>> begin Extracted data

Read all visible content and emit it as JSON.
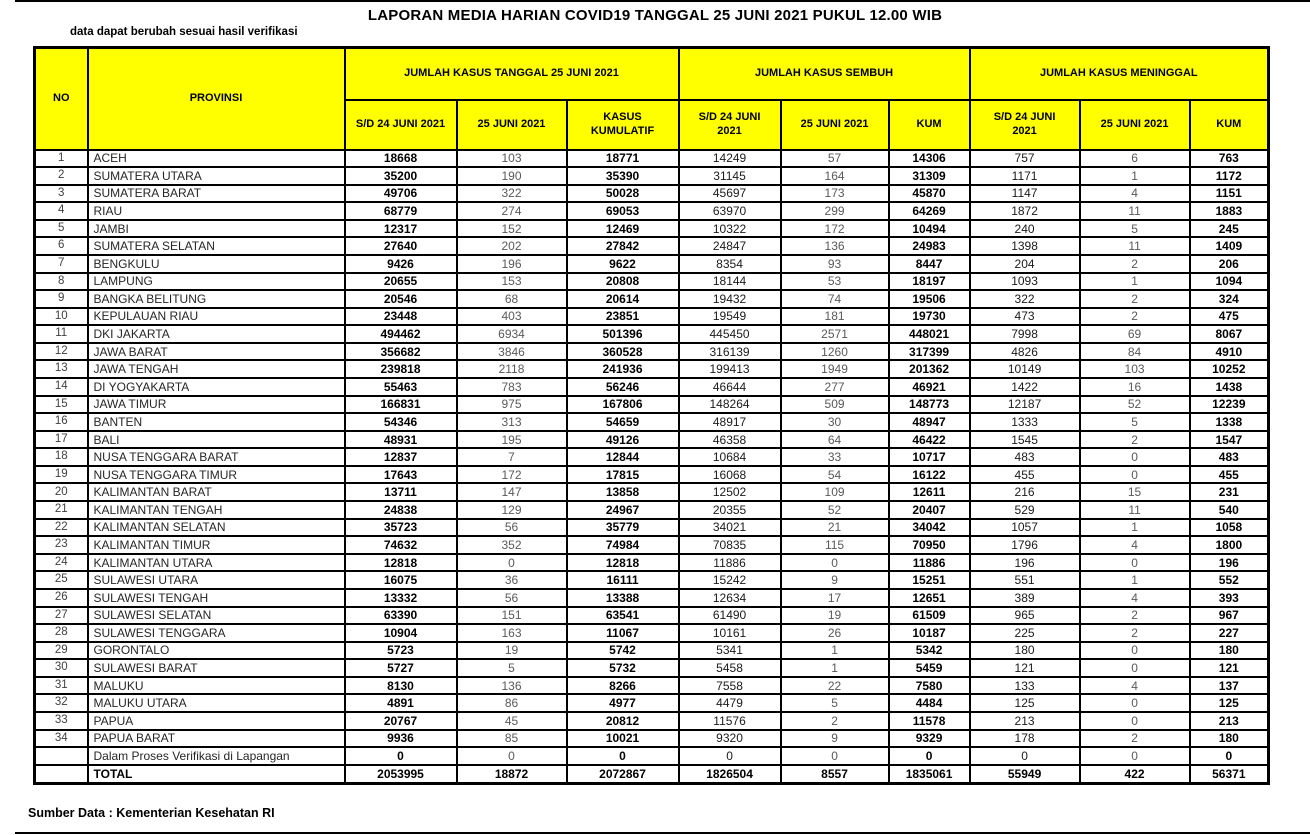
{
  "title": "LAPORAN MEDIA HARIAN COVID19 TANGGAL 25 JUNI 2021 PUKUL 12.00 WIB",
  "subtitle": "data dapat berubah sesuai hasil verifikasi",
  "source": "Sumber Data : Kementerian Kesehatan RI",
  "colors": {
    "header_bg": "#FFFF00",
    "border": "#000000",
    "muted_text": "#595959"
  },
  "table": {
    "col_no": "NO",
    "col_provinsi": "PROVINSI",
    "groups": [
      {
        "label": "JUMLAH KASUS TANGGAL 25 JUNI 2021",
        "sub": [
          "S/D 24 JUNI 2021",
          "25 JUNI 2021",
          "KASUS\nKUMULATIF"
        ]
      },
      {
        "label": "JUMLAH KASUS SEMBUH",
        "sub": [
          "S/D 24 JUNI\n2021",
          "25 JUNI 2021",
          "KUM"
        ]
      },
      {
        "label": "JUMLAH KASUS MENINGGAL",
        "sub": [
          "S/D 24 JUNI\n2021",
          "25 JUNI 2021",
          "KUM"
        ]
      }
    ],
    "rows": [
      {
        "no": "1",
        "provinsi": "ACEH",
        "values": [
          18668,
          103,
          18771,
          14249,
          57,
          14306,
          757,
          6,
          763
        ]
      },
      {
        "no": "2",
        "provinsi": "SUMATERA UTARA",
        "values": [
          35200,
          190,
          35390,
          31145,
          164,
          31309,
          1171,
          1,
          1172
        ]
      },
      {
        "no": "3",
        "provinsi": "SUMATERA BARAT",
        "values": [
          49706,
          322,
          50028,
          45697,
          173,
          45870,
          1147,
          4,
          1151
        ]
      },
      {
        "no": "4",
        "provinsi": "RIAU",
        "values": [
          68779,
          274,
          69053,
          63970,
          299,
          64269,
          1872,
          11,
          1883
        ]
      },
      {
        "no": "5",
        "provinsi": "JAMBI",
        "values": [
          12317,
          152,
          12469,
          10322,
          172,
          10494,
          240,
          5,
          245
        ]
      },
      {
        "no": "6",
        "provinsi": "SUMATERA SELATAN",
        "values": [
          27640,
          202,
          27842,
          24847,
          136,
          24983,
          1398,
          11,
          1409
        ]
      },
      {
        "no": "7",
        "provinsi": "BENGKULU",
        "values": [
          9426,
          196,
          9622,
          8354,
          93,
          8447,
          204,
          2,
          206
        ]
      },
      {
        "no": "8",
        "provinsi": "LAMPUNG",
        "values": [
          20655,
          153,
          20808,
          18144,
          53,
          18197,
          1093,
          1,
          1094
        ]
      },
      {
        "no": "9",
        "provinsi": "BANGKA BELITUNG",
        "values": [
          20546,
          68,
          20614,
          19432,
          74,
          19506,
          322,
          2,
          324
        ]
      },
      {
        "no": "10",
        "provinsi": "KEPULAUAN RIAU",
        "values": [
          23448,
          403,
          23851,
          19549,
          181,
          19730,
          473,
          2,
          475
        ]
      },
      {
        "no": "11",
        "provinsi": "DKI JAKARTA",
        "values": [
          494462,
          6934,
          501396,
          445450,
          2571,
          448021,
          7998,
          69,
          8067
        ]
      },
      {
        "no": "12",
        "provinsi": "JAWA BARAT",
        "values": [
          356682,
          3846,
          360528,
          316139,
          1260,
          317399,
          4826,
          84,
          4910
        ]
      },
      {
        "no": "13",
        "provinsi": "JAWA TENGAH",
        "values": [
          239818,
          2118,
          241936,
          199413,
          1949,
          201362,
          10149,
          103,
          10252
        ]
      },
      {
        "no": "14",
        "provinsi": "DI YOGYAKARTA",
        "values": [
          55463,
          783,
          56246,
          46644,
          277,
          46921,
          1422,
          16,
          1438
        ]
      },
      {
        "no": "15",
        "provinsi": "JAWA TIMUR",
        "values": [
          166831,
          975,
          167806,
          148264,
          509,
          148773,
          12187,
          52,
          12239
        ]
      },
      {
        "no": "16",
        "provinsi": "BANTEN",
        "values": [
          54346,
          313,
          54659,
          48917,
          30,
          48947,
          1333,
          5,
          1338
        ]
      },
      {
        "no": "17",
        "provinsi": "BALI",
        "values": [
          48931,
          195,
          49126,
          46358,
          64,
          46422,
          1545,
          2,
          1547
        ]
      },
      {
        "no": "18",
        "provinsi": "NUSA TENGGARA BARAT",
        "values": [
          12837,
          7,
          12844,
          10684,
          33,
          10717,
          483,
          0,
          483
        ]
      },
      {
        "no": "19",
        "provinsi": "NUSA TENGGARA TIMUR",
        "values": [
          17643,
          172,
          17815,
          16068,
          54,
          16122,
          455,
          0,
          455
        ]
      },
      {
        "no": "20",
        "provinsi": "KALIMANTAN BARAT",
        "values": [
          13711,
          147,
          13858,
          12502,
          109,
          12611,
          216,
          15,
          231
        ]
      },
      {
        "no": "21",
        "provinsi": "KALIMANTAN TENGAH",
        "values": [
          24838,
          129,
          24967,
          20355,
          52,
          20407,
          529,
          11,
          540
        ]
      },
      {
        "no": "22",
        "provinsi": "KALIMANTAN SELATAN",
        "values": [
          35723,
          56,
          35779,
          34021,
          21,
          34042,
          1057,
          1,
          1058
        ]
      },
      {
        "no": "23",
        "provinsi": "KALIMANTAN TIMUR",
        "values": [
          74632,
          352,
          74984,
          70835,
          115,
          70950,
          1796,
          4,
          1800
        ]
      },
      {
        "no": "24",
        "provinsi": "KALIMANTAN UTARA",
        "values": [
          12818,
          0,
          12818,
          11886,
          0,
          11886,
          196,
          0,
          196
        ]
      },
      {
        "no": "25",
        "provinsi": "SULAWESI UTARA",
        "values": [
          16075,
          36,
          16111,
          15242,
          9,
          15251,
          551,
          1,
          552
        ]
      },
      {
        "no": "26",
        "provinsi": "SULAWESI TENGAH",
        "values": [
          13332,
          56,
          13388,
          12634,
          17,
          12651,
          389,
          4,
          393
        ]
      },
      {
        "no": "27",
        "provinsi": "SULAWESI SELATAN",
        "values": [
          63390,
          151,
          63541,
          61490,
          19,
          61509,
          965,
          2,
          967
        ]
      },
      {
        "no": "28",
        "provinsi": "SULAWESI TENGGARA",
        "values": [
          10904,
          163,
          11067,
          10161,
          26,
          10187,
          225,
          2,
          227
        ]
      },
      {
        "no": "29",
        "provinsi": "GORONTALO",
        "values": [
          5723,
          19,
          5742,
          5341,
          1,
          5342,
          180,
          0,
          180
        ]
      },
      {
        "no": "30",
        "provinsi": "SULAWESI BARAT",
        "values": [
          5727,
          5,
          5732,
          5458,
          1,
          5459,
          121,
          0,
          121
        ]
      },
      {
        "no": "31",
        "provinsi": "MALUKU",
        "values": [
          8130,
          136,
          8266,
          7558,
          22,
          7580,
          133,
          4,
          137
        ]
      },
      {
        "no": "32",
        "provinsi": "MALUKU UTARA",
        "values": [
          4891,
          86,
          4977,
          4479,
          5,
          4484,
          125,
          0,
          125
        ]
      },
      {
        "no": "33",
        "provinsi": "PAPUA",
        "values": [
          20767,
          45,
          20812,
          11576,
          2,
          11578,
          213,
          0,
          213
        ]
      },
      {
        "no": "34",
        "provinsi": "PAPUA BARAT",
        "values": [
          9936,
          85,
          10021,
          9320,
          9,
          9329,
          178,
          2,
          180
        ]
      },
      {
        "no": "",
        "provinsi": "Dalam Proses Verifikasi di Lapangan",
        "values": [
          0,
          0,
          0,
          0,
          0,
          0,
          0,
          0,
          0
        ]
      }
    ],
    "total_row": {
      "no": "",
      "provinsi": "TOTAL",
      "values": [
        2053995,
        18872,
        2072867,
        1826504,
        8557,
        1835061,
        55949,
        422,
        56371
      ]
    }
  }
}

>> end Extracted data

Written request: Each line with the string "KALIMANTAN" in it needs to be found and copied.

Written reply:
        "provinsi": "KALIMANTAN BARAT",
        "provinsi": "KALIMANTAN TENGAH",
        "provinsi": "KALIMANTAN SELATAN",
        "provinsi": "KALIMANTAN TIMUR",
        "provinsi": "KALIMANTAN UTARA",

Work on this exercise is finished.